EXERCISE DESCRIPTION
Render the material from its first line through the line containing "page-title: P5 (TH-A) (349, 0, 401, 13)" as a Markdown table with the columns Row and Line, numbering each line and leaving out blank lines.

RECORDS PROVIDED
• • • • • • •

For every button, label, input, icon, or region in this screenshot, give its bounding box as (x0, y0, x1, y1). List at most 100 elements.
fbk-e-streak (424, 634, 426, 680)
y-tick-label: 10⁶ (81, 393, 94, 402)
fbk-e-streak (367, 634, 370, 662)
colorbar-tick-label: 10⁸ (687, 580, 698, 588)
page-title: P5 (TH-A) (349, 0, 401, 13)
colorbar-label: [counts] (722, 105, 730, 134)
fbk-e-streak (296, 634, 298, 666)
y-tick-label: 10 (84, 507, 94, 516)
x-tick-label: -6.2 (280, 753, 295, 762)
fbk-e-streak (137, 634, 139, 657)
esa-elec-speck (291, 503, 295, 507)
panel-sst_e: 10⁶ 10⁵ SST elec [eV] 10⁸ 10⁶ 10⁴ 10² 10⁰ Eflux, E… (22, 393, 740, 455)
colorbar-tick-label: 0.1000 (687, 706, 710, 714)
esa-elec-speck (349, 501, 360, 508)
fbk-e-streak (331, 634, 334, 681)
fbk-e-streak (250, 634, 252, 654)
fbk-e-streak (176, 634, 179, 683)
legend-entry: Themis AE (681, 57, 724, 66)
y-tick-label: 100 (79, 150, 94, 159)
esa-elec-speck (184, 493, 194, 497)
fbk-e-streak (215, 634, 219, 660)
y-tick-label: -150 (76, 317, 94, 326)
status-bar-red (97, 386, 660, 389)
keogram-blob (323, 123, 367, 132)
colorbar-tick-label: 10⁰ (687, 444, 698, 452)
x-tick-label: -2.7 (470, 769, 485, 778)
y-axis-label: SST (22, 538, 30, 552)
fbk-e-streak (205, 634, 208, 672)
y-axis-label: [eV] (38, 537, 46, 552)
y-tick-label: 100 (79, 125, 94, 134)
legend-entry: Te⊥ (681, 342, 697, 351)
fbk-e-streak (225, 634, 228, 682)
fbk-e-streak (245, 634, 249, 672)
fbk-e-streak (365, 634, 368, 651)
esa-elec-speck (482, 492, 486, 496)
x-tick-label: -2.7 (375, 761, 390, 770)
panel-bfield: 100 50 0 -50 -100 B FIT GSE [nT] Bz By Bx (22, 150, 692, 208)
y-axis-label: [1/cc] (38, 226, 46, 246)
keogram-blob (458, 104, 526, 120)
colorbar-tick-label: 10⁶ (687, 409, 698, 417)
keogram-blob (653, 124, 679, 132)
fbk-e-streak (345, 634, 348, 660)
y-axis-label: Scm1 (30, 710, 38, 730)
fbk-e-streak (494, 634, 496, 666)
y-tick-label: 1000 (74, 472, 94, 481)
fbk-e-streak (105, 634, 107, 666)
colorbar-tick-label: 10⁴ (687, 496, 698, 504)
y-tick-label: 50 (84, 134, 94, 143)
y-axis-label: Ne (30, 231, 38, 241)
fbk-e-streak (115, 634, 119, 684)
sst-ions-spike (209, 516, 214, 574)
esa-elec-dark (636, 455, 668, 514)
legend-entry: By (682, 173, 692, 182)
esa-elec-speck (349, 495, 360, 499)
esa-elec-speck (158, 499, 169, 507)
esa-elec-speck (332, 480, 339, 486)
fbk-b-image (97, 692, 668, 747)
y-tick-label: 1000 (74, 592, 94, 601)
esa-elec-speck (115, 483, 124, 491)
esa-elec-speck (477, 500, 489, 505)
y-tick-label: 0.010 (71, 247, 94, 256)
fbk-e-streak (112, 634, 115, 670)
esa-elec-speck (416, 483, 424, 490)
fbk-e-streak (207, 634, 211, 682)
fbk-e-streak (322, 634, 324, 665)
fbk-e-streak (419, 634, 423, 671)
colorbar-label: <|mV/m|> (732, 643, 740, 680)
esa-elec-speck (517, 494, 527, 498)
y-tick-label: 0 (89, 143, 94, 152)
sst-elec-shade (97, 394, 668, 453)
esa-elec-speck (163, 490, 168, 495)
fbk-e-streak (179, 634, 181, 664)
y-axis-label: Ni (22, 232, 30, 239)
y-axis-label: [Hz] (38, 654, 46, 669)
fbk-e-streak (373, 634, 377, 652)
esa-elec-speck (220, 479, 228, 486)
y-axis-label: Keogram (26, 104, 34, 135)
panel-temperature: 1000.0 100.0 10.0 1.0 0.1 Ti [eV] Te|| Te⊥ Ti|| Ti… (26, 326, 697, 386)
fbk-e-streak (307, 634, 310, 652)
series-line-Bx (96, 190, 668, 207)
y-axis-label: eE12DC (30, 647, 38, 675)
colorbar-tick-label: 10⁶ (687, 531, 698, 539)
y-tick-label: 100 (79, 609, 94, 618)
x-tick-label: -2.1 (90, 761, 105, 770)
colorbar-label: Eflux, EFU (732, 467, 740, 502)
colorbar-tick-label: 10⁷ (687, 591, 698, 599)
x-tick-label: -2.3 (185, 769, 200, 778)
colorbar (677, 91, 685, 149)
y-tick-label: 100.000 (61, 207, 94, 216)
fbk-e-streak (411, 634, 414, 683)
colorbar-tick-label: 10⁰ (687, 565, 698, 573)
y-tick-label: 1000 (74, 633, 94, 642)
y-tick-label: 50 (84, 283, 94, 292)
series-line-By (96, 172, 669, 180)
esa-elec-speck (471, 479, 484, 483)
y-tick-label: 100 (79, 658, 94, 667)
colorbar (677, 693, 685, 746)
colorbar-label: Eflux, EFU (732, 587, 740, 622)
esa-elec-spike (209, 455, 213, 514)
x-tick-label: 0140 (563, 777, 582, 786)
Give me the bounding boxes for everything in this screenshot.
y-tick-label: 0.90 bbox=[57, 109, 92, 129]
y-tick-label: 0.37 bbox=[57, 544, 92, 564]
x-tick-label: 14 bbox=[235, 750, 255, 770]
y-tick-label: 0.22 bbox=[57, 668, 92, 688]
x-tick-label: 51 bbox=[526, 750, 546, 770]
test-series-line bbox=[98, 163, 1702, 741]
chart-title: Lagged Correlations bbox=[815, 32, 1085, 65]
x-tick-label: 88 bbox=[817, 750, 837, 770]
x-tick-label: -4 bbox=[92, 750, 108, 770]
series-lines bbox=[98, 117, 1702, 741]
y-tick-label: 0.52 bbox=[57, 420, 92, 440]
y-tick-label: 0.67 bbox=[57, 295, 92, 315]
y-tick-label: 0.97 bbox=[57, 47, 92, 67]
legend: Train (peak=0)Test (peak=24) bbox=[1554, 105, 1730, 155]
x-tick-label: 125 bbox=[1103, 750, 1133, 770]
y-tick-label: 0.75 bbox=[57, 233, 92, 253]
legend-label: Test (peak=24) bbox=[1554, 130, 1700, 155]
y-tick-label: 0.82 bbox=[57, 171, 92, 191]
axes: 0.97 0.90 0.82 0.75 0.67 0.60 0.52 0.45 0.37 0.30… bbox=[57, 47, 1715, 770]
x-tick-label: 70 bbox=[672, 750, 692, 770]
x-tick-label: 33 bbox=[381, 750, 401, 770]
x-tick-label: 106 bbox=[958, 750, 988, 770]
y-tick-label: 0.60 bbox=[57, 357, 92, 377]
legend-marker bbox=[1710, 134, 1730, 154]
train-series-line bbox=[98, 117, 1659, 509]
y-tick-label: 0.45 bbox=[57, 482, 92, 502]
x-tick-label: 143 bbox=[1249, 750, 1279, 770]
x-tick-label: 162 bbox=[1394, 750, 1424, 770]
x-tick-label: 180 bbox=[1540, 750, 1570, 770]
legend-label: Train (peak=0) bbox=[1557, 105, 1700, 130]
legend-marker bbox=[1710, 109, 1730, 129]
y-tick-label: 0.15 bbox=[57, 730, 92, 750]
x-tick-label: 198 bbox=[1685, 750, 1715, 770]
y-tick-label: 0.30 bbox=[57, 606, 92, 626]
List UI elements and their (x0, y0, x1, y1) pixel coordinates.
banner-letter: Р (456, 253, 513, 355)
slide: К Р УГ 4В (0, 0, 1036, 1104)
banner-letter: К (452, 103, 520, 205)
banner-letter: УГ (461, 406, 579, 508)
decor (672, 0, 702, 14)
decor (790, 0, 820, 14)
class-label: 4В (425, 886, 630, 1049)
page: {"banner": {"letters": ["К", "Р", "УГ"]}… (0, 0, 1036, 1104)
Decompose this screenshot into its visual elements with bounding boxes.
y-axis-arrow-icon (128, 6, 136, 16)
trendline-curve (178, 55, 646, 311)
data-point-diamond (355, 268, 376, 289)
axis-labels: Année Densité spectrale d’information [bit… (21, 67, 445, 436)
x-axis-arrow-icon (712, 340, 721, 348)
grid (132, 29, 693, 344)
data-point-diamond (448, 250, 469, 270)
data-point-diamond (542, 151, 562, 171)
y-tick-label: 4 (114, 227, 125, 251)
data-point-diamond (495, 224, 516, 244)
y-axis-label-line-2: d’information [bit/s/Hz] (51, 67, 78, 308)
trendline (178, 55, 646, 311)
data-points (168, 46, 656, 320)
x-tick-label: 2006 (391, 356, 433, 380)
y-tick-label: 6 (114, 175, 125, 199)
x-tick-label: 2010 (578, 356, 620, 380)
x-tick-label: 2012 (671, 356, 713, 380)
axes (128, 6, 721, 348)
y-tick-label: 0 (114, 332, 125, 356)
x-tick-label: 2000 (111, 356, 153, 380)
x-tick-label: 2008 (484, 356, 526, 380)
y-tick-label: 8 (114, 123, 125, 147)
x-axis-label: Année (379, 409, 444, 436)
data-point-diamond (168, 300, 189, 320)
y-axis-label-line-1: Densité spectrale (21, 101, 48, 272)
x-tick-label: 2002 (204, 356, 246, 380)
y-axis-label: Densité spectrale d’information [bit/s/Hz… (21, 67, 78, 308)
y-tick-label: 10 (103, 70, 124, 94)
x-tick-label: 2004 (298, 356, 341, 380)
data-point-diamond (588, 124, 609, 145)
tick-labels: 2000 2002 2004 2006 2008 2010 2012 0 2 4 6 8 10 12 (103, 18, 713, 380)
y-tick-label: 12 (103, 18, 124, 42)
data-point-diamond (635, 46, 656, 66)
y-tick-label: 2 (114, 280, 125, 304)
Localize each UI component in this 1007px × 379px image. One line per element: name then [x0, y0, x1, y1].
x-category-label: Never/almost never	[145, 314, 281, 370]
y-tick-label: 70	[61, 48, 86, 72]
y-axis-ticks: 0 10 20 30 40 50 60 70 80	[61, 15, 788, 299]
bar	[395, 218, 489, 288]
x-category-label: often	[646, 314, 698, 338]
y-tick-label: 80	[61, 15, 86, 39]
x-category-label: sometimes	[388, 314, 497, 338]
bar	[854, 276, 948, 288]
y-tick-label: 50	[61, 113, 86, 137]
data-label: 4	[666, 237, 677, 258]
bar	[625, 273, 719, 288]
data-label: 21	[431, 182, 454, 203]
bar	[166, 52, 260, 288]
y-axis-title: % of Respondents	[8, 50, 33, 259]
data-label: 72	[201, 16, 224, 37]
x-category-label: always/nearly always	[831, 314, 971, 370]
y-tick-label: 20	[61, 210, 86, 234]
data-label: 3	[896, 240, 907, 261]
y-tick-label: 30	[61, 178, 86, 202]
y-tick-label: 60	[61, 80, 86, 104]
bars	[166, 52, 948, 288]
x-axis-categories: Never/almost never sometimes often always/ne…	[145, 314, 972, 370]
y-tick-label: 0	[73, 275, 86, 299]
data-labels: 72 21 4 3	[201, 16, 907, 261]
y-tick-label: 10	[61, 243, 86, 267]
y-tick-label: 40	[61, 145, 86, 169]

• • • • • • •

SOLUTION BELOW
| Row | Line |
|---|---|
| 1 | For every button, label, input, icon, or region in this screenshot, give its bounding box as (x0, y0, x1, y1). List at most 100 elements. |
| 2 | fbk-e-streak (424, 634, 426, 680) |
| 3 | y-tick-label: 10⁶ (81, 393, 94, 402) |
| 4 | fbk-e-streak (367, 634, 370, 662) |
| 5 | colorbar-tick-label: 10⁸ (687, 580, 698, 588) |
| 6 | page-title: P5 (TH-A) (349, 0, 401, 13) |